↓

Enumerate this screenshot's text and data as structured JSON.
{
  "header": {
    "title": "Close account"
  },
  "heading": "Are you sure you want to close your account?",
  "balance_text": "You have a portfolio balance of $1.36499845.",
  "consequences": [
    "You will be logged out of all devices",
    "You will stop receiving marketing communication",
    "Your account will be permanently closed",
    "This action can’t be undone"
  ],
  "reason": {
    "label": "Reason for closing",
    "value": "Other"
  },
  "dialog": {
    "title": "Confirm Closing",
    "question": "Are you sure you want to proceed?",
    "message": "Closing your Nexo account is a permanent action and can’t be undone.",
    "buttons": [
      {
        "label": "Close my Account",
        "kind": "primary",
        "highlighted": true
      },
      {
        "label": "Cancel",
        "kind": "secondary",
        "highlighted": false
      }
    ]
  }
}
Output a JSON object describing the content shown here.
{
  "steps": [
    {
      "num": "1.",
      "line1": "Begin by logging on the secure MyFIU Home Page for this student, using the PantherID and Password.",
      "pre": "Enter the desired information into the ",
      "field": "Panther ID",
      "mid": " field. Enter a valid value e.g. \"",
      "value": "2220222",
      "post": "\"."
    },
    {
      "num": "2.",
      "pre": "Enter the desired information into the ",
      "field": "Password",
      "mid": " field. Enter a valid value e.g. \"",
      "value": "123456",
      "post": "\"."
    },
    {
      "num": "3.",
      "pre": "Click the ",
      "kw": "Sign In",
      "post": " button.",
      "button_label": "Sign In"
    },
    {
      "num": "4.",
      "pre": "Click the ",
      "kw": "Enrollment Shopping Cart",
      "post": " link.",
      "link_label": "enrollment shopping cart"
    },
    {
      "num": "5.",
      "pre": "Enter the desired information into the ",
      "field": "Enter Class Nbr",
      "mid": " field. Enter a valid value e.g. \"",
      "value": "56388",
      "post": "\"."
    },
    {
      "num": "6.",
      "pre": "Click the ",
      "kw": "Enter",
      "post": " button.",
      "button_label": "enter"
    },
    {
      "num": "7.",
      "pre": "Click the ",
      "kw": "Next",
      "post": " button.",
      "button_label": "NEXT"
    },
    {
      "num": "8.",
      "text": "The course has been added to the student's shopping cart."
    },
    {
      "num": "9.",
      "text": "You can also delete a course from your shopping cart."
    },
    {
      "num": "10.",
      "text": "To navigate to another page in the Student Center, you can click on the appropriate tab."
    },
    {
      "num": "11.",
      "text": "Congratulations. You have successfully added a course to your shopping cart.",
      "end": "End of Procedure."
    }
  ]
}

↑

* **Objective**
Copy each line that contains the word "action".

* **Response to the task**
    "This action can’t be undone"
    "message": "Closing your Nexo account is a permanent action and can’t be undone.",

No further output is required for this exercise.